**Request:**
Your task is to repeat all of the material exactly.

Figure record listings:

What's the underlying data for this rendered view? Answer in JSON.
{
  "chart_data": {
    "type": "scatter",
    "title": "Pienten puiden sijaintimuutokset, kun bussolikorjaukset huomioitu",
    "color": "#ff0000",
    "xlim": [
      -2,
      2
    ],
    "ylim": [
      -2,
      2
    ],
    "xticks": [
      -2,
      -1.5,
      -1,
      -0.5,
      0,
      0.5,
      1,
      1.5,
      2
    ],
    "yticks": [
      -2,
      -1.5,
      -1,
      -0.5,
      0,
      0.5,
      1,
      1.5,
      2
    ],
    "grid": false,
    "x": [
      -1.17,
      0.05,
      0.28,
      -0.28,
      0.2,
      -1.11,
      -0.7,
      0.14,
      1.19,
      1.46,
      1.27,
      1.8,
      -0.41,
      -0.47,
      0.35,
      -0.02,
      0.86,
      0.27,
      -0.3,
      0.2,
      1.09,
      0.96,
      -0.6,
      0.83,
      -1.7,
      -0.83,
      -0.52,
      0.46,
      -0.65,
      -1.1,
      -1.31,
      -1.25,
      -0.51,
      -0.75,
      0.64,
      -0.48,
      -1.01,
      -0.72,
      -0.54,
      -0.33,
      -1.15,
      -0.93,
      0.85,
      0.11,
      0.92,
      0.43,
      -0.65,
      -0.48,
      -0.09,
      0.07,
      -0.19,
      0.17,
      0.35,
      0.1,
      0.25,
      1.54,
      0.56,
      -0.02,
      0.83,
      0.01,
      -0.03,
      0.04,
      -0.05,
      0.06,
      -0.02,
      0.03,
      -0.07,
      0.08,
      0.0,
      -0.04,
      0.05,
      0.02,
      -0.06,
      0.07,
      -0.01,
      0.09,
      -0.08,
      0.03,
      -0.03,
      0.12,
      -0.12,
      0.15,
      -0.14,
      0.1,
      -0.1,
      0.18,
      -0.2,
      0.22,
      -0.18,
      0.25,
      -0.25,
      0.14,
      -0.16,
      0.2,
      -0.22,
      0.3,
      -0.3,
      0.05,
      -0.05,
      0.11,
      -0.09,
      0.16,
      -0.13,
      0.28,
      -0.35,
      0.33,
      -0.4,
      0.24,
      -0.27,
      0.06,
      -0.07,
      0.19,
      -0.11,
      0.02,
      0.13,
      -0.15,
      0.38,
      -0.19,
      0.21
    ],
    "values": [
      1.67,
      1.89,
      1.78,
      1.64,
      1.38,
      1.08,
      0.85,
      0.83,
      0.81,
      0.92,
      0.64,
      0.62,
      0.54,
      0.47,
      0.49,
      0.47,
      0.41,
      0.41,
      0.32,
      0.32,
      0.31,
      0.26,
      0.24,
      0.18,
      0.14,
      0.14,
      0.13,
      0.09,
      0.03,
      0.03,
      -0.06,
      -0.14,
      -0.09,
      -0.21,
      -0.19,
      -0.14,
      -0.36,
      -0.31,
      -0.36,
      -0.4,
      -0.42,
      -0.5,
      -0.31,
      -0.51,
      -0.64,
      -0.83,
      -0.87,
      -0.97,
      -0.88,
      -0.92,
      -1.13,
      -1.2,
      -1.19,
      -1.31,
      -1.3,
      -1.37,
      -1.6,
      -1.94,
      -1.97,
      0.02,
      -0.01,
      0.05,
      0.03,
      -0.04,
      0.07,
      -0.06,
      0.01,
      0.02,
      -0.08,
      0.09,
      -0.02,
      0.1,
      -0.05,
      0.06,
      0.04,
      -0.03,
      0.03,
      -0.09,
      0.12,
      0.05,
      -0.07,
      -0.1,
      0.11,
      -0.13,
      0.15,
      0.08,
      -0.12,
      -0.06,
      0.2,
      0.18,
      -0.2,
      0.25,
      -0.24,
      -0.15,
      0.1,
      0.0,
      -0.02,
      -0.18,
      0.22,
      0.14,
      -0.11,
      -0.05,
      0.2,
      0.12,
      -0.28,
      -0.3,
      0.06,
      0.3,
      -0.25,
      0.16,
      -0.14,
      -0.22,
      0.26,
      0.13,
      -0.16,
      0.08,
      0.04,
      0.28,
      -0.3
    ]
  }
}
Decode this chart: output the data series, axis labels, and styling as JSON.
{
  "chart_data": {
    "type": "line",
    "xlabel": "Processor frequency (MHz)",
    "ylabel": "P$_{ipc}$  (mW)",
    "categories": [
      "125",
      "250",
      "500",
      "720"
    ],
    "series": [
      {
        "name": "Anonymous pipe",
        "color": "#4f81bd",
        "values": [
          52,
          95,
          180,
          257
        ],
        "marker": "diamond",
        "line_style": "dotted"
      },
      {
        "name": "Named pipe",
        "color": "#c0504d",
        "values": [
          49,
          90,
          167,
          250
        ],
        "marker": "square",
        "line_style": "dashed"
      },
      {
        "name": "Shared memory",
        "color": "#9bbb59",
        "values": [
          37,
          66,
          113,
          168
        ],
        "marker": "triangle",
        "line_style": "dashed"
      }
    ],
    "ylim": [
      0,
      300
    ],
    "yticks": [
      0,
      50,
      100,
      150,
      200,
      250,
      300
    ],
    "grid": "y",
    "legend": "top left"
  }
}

**Answer to the problem:**
What's the underlying data for this rendered view? Answer in JSON.
{
  "chart_data": {
    "type": "scatter",
    "title": "Pienten puiden sijaintimuutokset, kun bussolikorjaukset huomioitu",
    "color": "#ff0000",
    "xlim": [
      -2,
      2
    ],
    "ylim": [
      -2,
      2
    ],
    "xticks": [
      -2,
      -1.5,
      -1,
      -0.5,
      0,
      0.5,
      1,
      1.5,
      2
    ],
    "yticks": [
      -2,
      -1.5,
      -1,
      -0.5,
      0,
      0.5,
      1,
      1.5,
      2
    ],
    "grid": false,
    "x": [
      -1.17,
      0.05,
      0.28,
      -0.28,
      0.2,
      -1.11,
      -0.7,
      0.14,
      1.19,
      1.46,
      1.27,
      1.8,
      -0.41,
      -0.47,
      0.35,
      -0.02,
      0.86,
      0.27,
      -0.3,
      0.2,
      1.09,
      0.96,
      -0.6,
      0.83,
      -1.7,
      -0.83,
      -0.52,
      0.46,
      -0.65,
      -1.1,
      -1.31,
      -1.25,
      -0.51,
      -0.75,
      0.64,
      -0.48,
      -1.01,
      -0.72,
      -0.54,
      -0.33,
      -1.15,
      -0.93,
      0.85,
      0.11,
      0.92,
      0.43,
      -0.65,
      -0.48,
      -0.09,
      0.07,
      -0.19,
      0.17,
      0.35,
      0.1,
      0.25,
      1.54,
      0.56,
      -0.02,
      0.83,
      0.01,
      -0.03,
      0.04,
      -0.05,
      0.06,
      -0.02,
      0.03,
      -0.07,
      0.08,
      0.0,
      -0.04,
      0.05,
      0.02,
      -0.06,
      0.07,
      -0.01,
      0.09,
      -0.08,
      0.03,
      -0.03,
      0.12,
      -0.12,
      0.15,
      -0.14,
      0.1,
      -0.1,
      0.18,
      -0.2,
      0.22,
      -0.18,
      0.25,
      -0.25,
      0.14,
      -0.16,
      0.2,
      -0.22,
      0.3,
      -0.3,
      0.05,
      -0.05,
      0.11,
      -0.09,
      0.16,
      -0.13,
      0.28,
      -0.35,
      0.33,
      -0.4,
      0.24,
      -0.27,
      0.06,
      -0.07,
      0.19,
      -0.11,
      0.02,
      0.13,
      -0.15,
      0.38,
      -0.19,
      0.21
    ],
    "values": [
      1.67,
      1.89,
      1.78,
      1.64,
      1.38,
      1.08,
      0.85,
      0.83,
      0.81,
      0.92,
      0.64,
      0.62,
      0.54,
      0.47,
      0.49,
      0.47,
      0.41,
      0.41,
      0.32,
      0.32,
      0.31,
      0.26,
      0.24,
      0.18,
      0.14,
      0.14,
      0.13,
      0.09,
      0.03,
      0.03,
      -0.06,
      -0.14,
      -0.09,
      -0.21,
      -0.19,
      -0.14,
      -0.36,
      -0.31,
      -0.36,
      -0.4,
      -0.42,
      -0.5,
      -0.31,
      -0.51,
      -0.64,
      -0.83,
      -0.87,
      -0.97,
      -0.88,
      -0.92,
      -1.13,
      -1.2,
      -1.19,
      -1.31,
      -1.3,
      -1.37,
      -1.6,
      -1.94,
      -1.97,
      0.02,
      -0.01,
      0.05,
      0.03,
      -0.04,
      0.07,
      -0.06,
      0.01,
      0.02,
      -0.08,
      0.09,
      -0.02,
      0.1,
      -0.05,
      0.06,
      0.04,
      -0.03,
      0.03,
      -0.09,
      0.12,
      0.05,
      -0.07,
      -0.1,
      0.11,
      -0.13,
      0.15,
      0.08,
      -0.12,
      -0.06,
      0.2,
      0.18,
      -0.2,
      0.25,
      -0.24,
      -0.15,
      0.1,
      0.0,
      -0.02,
      -0.18,
      0.22,
      0.14,
      -0.11,
      -0.05,
      0.2,
      0.12,
      -0.28,
      -0.3,
      0.06,
      0.3,
      -0.25,
      0.16,
      -0.14,
      -0.22,
      0.26,
      0.13,
      -0.16,
      0.08,
      0.04,
      0.28,
      -0.3
    ]
  }
}
Decode this chart: output the data series, axis labels, and styling as JSON.
{
  "chart_data": {
    "type": "line",
    "xlabel": "Processor frequency (MHz)",
    "ylabel": "P$_{ipc}$  (mW)",
    "categories": [
      "125",
      "250",
      "500",
      "720"
    ],
    "series": [
      {
        "name": "Anonymous pipe",
        "color": "#4f81bd",
        "values": [
          52,
          95,
          180,
          257
        ],
        "marker": "diamond",
        "line_style": "dotted"
      },
      {
        "name": "Named pipe",
        "color": "#c0504d",
        "values": [
          49,
          90,
          167,
          250
        ],
        "marker": "square",
        "line_style": "dashed"
      },
      {
        "name": "Shared memory",
        "color": "#9bbb59",
        "values": [
          37,
          66,
          113,
          168
        ],
        "marker": "triangle",
        "line_style": "dashed"
      }
    ],
    "ylim": [
      0,
      300
    ],
    "yticks": [
      0,
      50,
      100,
      150,
      200,
      250,
      300
    ],
    "grid": "y",
    "legend": "top left"
  }
}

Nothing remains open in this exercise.